**Instruction**
Reproduce every line of the data below word for word, leaving out the pictures.

>> Start

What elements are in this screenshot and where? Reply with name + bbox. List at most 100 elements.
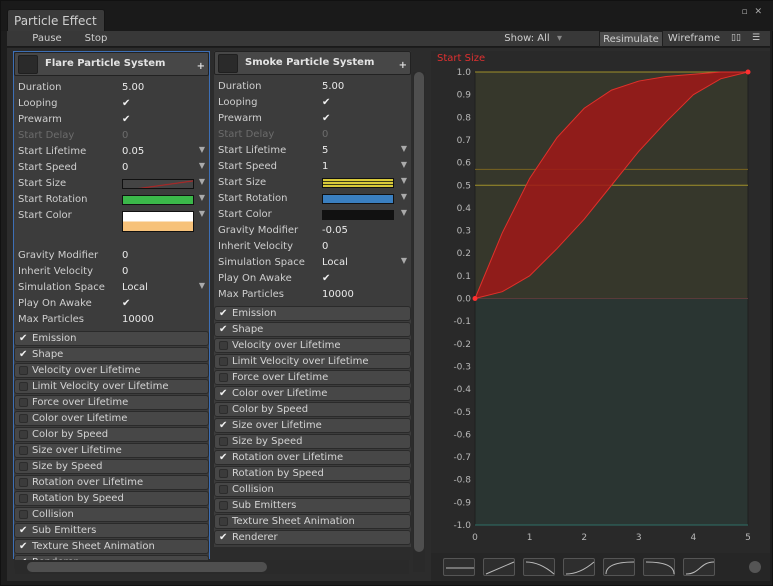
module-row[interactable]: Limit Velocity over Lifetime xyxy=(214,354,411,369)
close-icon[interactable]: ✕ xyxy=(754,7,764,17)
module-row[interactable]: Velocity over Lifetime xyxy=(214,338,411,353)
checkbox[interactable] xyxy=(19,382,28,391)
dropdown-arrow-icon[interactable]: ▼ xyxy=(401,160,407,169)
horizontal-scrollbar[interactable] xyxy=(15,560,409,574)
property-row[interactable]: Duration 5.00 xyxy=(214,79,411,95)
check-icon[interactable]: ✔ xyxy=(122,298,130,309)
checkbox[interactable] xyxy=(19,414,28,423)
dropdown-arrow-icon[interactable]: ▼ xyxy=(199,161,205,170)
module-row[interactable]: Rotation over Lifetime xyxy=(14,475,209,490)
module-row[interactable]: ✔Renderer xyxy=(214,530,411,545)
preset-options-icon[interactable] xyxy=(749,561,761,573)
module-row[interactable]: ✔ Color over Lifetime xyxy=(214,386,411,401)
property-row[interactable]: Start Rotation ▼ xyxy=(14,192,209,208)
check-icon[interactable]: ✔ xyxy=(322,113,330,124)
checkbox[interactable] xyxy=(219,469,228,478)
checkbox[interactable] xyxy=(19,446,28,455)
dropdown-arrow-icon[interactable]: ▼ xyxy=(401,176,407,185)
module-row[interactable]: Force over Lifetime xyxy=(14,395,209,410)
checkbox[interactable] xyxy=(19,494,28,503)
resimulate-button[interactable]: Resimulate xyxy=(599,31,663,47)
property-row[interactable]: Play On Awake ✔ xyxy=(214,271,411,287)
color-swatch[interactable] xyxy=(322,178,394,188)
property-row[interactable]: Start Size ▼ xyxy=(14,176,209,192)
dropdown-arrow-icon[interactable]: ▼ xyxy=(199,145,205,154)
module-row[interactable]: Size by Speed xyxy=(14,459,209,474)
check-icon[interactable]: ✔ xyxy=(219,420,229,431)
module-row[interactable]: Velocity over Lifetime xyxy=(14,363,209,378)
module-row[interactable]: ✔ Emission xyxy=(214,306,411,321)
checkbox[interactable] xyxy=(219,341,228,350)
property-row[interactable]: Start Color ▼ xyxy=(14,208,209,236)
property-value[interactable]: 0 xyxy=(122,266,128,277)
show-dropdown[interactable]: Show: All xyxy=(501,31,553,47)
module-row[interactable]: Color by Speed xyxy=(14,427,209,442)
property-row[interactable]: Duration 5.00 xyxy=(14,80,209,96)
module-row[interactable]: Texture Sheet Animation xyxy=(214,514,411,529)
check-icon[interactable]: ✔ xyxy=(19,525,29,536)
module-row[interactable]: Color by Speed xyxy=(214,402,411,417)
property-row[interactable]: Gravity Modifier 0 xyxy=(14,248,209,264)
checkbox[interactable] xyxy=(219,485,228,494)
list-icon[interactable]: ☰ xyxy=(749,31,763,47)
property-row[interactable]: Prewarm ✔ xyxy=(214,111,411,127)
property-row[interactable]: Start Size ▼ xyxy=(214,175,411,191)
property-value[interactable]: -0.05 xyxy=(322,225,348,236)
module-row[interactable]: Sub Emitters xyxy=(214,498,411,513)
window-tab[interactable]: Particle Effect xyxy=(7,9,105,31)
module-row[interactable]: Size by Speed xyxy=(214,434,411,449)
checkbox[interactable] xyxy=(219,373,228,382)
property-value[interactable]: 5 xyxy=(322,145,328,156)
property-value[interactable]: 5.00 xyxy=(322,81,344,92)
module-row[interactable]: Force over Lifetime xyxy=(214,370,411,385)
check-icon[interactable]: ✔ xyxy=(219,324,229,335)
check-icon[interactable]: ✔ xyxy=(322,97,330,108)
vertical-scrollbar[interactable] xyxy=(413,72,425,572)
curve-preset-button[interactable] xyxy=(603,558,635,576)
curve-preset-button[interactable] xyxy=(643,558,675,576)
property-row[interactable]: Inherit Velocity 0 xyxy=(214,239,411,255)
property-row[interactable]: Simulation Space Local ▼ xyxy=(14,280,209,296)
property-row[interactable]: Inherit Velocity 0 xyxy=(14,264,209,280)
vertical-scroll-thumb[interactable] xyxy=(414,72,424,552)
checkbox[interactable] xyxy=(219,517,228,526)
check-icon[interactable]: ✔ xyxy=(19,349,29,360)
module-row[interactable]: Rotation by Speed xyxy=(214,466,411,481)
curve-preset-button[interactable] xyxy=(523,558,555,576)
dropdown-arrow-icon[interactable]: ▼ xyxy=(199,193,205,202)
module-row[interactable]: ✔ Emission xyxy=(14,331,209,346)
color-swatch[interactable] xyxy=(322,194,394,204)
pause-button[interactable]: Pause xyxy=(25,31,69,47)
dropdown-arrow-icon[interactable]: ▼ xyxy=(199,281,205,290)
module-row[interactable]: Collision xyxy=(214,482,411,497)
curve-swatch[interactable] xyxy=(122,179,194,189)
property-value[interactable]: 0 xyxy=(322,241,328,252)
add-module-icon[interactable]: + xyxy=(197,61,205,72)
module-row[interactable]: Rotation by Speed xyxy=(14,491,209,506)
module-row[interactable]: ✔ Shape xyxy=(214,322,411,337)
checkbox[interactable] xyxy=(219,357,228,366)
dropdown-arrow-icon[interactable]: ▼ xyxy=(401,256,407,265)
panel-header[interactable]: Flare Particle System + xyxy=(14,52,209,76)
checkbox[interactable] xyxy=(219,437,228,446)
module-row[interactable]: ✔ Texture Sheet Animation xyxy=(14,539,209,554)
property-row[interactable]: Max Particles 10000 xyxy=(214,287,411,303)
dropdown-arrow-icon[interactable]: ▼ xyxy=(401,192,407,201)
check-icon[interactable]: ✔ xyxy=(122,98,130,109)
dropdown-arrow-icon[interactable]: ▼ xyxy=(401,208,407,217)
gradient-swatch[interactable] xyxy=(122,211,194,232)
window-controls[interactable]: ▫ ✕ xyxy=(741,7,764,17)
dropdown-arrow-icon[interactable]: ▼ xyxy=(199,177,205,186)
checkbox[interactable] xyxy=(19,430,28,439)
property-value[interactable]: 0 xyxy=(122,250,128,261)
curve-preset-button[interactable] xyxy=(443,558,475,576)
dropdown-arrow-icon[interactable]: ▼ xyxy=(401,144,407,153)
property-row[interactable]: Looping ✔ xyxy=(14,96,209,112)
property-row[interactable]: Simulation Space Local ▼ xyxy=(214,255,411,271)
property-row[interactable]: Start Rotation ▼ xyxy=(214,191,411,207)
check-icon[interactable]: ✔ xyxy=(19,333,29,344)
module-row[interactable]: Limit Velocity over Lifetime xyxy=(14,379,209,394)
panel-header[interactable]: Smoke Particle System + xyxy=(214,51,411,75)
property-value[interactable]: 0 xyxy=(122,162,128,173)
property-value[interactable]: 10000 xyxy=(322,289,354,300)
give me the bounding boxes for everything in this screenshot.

>> End

**Output of the exercise**
What elements are in this screenshot and where? Reply with name + bbox. List at most 100 elements.
module-row[interactable]: Limit Velocity over Lifetime xyxy=(214,354,411,369)
close-icon[interactable]: ✕ xyxy=(754,7,764,17)
module-row[interactable]: Velocity over Lifetime xyxy=(214,338,411,353)
checkbox[interactable] xyxy=(19,382,28,391)
dropdown-arrow-icon[interactable]: ▼ xyxy=(401,160,407,169)
horizontal-scrollbar[interactable] xyxy=(15,560,409,574)
property-row[interactable]: Duration 5.00 xyxy=(214,79,411,95)
check-icon[interactable]: ✔ xyxy=(122,298,130,309)
checkbox[interactable] xyxy=(19,414,28,423)
dropdown-arrow-icon[interactable]: ▼ xyxy=(199,161,205,170)
module-row[interactable]: Rotation over Lifetime xyxy=(14,475,209,490)
module-row[interactable]: ✔Renderer xyxy=(214,530,411,545)
preset-options-icon[interactable] xyxy=(749,561,761,573)
module-row[interactable]: ✔ Color over Lifetime xyxy=(214,386,411,401)
property-row[interactable]: Start Rotation ▼ xyxy=(14,192,209,208)
check-icon[interactable]: ✔ xyxy=(322,113,330,124)
checkbox[interactable] xyxy=(219,469,228,478)
checkbox[interactable] xyxy=(19,446,28,455)
dropdown-arrow-icon[interactable]: ▼ xyxy=(401,176,407,185)
module-row[interactable]: Force over Lifetime xyxy=(14,395,209,410)
checkbox[interactable] xyxy=(19,494,28,503)
resimulate-button[interactable]: Resimulate xyxy=(599,31,663,47)
property-row[interactable]: Play On Awake ✔ xyxy=(214,271,411,287)
color-swatch[interactable] xyxy=(322,178,394,188)
property-row[interactable]: Start Size ▼ xyxy=(14,176,209,192)
dropdown-arrow-icon[interactable]: ▼ xyxy=(199,145,205,154)
module-row[interactable]: Size by Speed xyxy=(14,459,209,474)
check-icon[interactable]: ✔ xyxy=(219,420,229,431)
module-row[interactable]: Velocity over Lifetime xyxy=(14,363,209,378)
module-row[interactable]: ✔ Emission xyxy=(214,306,411,321)
checkbox[interactable] xyxy=(219,341,228,350)
property-row[interactable]: Start Color ▼ xyxy=(14,208,209,236)
property-value[interactable]: 0 xyxy=(122,266,128,277)
show-dropdown[interactable]: Show: All xyxy=(501,31,553,47)
module-row[interactable]: Color by Speed xyxy=(14,427,209,442)
property-row[interactable]: Duration 5.00 xyxy=(14,80,209,96)
module-row[interactable]: Texture Sheet Animation xyxy=(214,514,411,529)
check-icon[interactable]: ✔ xyxy=(19,525,29,536)
module-row[interactable]: Color by Speed xyxy=(214,402,411,417)
property-row[interactable]: Gravity Modifier 0 xyxy=(14,248,209,264)
checkbox[interactable] xyxy=(219,485,228,494)
list-icon[interactable]: ☰ xyxy=(749,31,763,47)
property-row[interactable]: Prewarm ✔ xyxy=(214,111,411,127)
property-row[interactable]: Start Size ▼ xyxy=(214,175,411,191)
property-value[interactable]: -0.05 xyxy=(322,225,348,236)
module-row[interactable]: Sub Emitters xyxy=(214,498,411,513)
window-tab[interactable]: Particle Effect xyxy=(7,9,105,31)
module-row[interactable]: Size by Speed xyxy=(214,434,411,449)
checkbox[interactable] xyxy=(219,373,228,382)
property-value[interactable]: 5 xyxy=(322,145,328,156)
property-value[interactable]: 5.00 xyxy=(322,81,344,92)
module-row[interactable]: Force over Lifetime xyxy=(214,370,411,385)
check-icon[interactable]: ✔ xyxy=(219,324,229,335)
check-icon[interactable]: ✔ xyxy=(322,97,330,108)
vertical-scrollbar[interactable] xyxy=(413,72,425,572)
curve-preset-button[interactable] xyxy=(603,558,635,576)
curve-preset-button[interactable] xyxy=(643,558,675,576)
property-row[interactable]: Inherit Velocity 0 xyxy=(214,239,411,255)
property-row[interactable]: Simulation Space Local ▼ xyxy=(14,280,209,296)
property-row[interactable]: Inherit Velocity 0 xyxy=(14,264,209,280)
vertical-scroll-thumb[interactable] xyxy=(414,72,424,552)
checkbox[interactable] xyxy=(219,517,228,526)
check-icon[interactable]: ✔ xyxy=(19,349,29,360)
module-row[interactable]: Rotation by Speed xyxy=(214,466,411,481)
curve-preset-button[interactable] xyxy=(523,558,555,576)
dropdown-arrow-icon[interactable]: ▼ xyxy=(199,193,205,202)
module-row[interactable]: ✔ Emission xyxy=(14,331,209,346)
color-swatch[interactable] xyxy=(322,194,394,204)
pause-button[interactable]: Pause xyxy=(25,31,69,47)
dropdown-arrow-icon[interactable]: ▼ xyxy=(199,281,205,290)
module-row[interactable]: Collision xyxy=(214,482,411,497)
curve-swatch[interactable] xyxy=(122,179,194,189)
property-value[interactable]: 0 xyxy=(322,241,328,252)
add-module-icon[interactable]: + xyxy=(197,61,205,72)
module-row[interactable]: Rotation by Speed xyxy=(14,491,209,506)
module-row[interactable]: ✔ Shape xyxy=(214,322,411,337)
checkbox[interactable] xyxy=(219,357,228,366)
dropdown-arrow-icon[interactable]: ▼ xyxy=(401,256,407,265)
panel-header[interactable]: Flare Particle System + xyxy=(14,52,209,76)
checkbox[interactable] xyxy=(219,437,228,446)
module-row[interactable]: ✔ Texture Sheet Animation xyxy=(14,539,209,554)
property-row[interactable]: Max Particles 10000 xyxy=(214,287,411,303)
dropdown-arrow-icon[interactable]: ▼ xyxy=(401,192,407,201)
check-icon[interactable]: ✔ xyxy=(122,98,130,109)
dropdown-arrow-icon[interactable]: ▼ xyxy=(401,208,407,217)
gradient-swatch[interactable] xyxy=(122,211,194,232)
window-controls[interactable]: ▫ ✕ xyxy=(741,7,764,17)
dropdown-arrow-icon[interactable]: ▼ xyxy=(199,177,205,186)
checkbox[interactable] xyxy=(19,430,28,439)
property-value[interactable]: 0 xyxy=(122,250,128,261)
curve-preset-button[interactable] xyxy=(443,558,475,576)
dropdown-arrow-icon[interactable]: ▼ xyxy=(401,144,407,153)
property-row[interactable]: Looping ✔ xyxy=(14,96,209,112)
property-row[interactable]: Simulation Space Local ▼ xyxy=(214,255,411,271)
property-row[interactable]: Start Rotation ▼ xyxy=(214,191,411,207)
check-icon[interactable]: ✔ xyxy=(19,333,29,344)
module-row[interactable]: Limit Velocity over Lifetime xyxy=(14,379,209,394)
panel-header[interactable]: Smoke Particle System + xyxy=(214,51,411,75)
property-value[interactable]: 0 xyxy=(122,162,128,173)
property-value[interactable]: 10000 xyxy=(322,289,354,300)
give me the bounding boxes for everything in this screenshot.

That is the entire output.